▶ **Task requirements**: Using the material that follows, identify and copy each line with the string "this".
:: Records ::
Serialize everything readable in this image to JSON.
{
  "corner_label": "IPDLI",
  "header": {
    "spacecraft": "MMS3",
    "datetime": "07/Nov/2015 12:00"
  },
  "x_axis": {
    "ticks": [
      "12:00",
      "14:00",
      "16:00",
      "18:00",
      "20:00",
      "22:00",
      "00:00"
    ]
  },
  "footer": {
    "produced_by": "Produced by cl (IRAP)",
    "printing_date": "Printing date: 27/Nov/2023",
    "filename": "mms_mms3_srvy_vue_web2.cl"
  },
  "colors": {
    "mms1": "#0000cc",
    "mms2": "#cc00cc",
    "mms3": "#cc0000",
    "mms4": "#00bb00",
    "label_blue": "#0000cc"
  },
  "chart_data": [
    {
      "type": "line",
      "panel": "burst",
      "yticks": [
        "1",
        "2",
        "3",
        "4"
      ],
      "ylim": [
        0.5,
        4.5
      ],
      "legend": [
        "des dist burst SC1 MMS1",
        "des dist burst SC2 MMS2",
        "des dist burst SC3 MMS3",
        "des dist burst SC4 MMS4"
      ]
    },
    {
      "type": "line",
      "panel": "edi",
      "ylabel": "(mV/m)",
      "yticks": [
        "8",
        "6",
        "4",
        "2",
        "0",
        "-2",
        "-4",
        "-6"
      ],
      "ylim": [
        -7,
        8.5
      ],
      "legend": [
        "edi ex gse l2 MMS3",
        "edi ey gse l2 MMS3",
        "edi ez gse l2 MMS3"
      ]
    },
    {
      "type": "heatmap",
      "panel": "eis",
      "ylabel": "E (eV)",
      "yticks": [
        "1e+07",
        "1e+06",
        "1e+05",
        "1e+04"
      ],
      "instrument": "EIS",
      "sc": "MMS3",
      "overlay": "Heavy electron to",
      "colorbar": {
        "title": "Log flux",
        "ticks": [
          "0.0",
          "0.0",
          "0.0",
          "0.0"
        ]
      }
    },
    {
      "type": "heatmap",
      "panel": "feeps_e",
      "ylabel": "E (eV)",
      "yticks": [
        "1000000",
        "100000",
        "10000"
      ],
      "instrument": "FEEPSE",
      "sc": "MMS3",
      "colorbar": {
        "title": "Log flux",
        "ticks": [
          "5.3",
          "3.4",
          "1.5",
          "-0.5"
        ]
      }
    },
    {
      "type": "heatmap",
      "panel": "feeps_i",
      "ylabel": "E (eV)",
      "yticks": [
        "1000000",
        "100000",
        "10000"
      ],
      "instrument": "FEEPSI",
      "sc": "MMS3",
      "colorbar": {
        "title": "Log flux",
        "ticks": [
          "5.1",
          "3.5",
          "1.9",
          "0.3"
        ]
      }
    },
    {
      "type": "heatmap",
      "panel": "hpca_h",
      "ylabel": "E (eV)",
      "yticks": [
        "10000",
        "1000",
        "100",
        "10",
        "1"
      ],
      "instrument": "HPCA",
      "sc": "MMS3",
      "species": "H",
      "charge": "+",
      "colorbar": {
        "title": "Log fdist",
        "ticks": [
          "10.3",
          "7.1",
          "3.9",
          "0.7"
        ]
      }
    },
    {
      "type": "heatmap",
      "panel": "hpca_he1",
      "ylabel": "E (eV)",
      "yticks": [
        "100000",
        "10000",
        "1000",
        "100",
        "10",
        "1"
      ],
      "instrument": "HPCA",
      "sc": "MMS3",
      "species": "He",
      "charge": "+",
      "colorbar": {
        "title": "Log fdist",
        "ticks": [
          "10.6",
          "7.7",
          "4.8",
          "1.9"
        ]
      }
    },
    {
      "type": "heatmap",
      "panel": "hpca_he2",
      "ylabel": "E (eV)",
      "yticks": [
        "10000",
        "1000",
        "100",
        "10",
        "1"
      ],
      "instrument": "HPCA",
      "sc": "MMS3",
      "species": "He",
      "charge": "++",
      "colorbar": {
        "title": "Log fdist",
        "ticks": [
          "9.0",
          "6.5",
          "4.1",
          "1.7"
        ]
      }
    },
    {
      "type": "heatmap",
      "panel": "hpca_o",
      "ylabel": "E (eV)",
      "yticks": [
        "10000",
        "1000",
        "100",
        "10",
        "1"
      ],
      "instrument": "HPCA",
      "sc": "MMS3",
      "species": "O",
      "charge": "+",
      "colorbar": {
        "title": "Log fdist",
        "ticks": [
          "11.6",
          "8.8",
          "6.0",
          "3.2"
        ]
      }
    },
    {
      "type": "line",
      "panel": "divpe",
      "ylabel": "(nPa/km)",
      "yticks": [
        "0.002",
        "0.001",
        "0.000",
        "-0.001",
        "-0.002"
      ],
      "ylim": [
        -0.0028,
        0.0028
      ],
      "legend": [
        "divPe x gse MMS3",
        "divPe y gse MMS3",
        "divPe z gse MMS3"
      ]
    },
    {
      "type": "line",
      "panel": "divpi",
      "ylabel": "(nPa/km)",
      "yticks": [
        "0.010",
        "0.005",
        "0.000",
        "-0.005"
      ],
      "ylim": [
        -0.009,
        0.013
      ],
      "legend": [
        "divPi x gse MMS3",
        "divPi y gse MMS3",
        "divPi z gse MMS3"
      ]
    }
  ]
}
:::
:: Records ::
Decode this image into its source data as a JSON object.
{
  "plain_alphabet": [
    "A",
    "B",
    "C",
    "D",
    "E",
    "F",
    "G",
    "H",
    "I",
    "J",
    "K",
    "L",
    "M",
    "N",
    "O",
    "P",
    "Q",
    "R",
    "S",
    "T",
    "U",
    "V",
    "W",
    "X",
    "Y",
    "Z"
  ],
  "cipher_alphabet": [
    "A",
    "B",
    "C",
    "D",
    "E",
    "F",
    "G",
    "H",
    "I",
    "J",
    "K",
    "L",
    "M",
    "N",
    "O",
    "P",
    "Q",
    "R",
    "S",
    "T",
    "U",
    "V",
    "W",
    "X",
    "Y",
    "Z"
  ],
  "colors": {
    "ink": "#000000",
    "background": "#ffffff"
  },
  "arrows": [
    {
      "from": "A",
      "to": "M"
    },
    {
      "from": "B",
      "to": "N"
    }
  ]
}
:::
▶ **Task output**:
Serialize everything readable in this image to JSON.
Decode this image into its source data as a JSON object.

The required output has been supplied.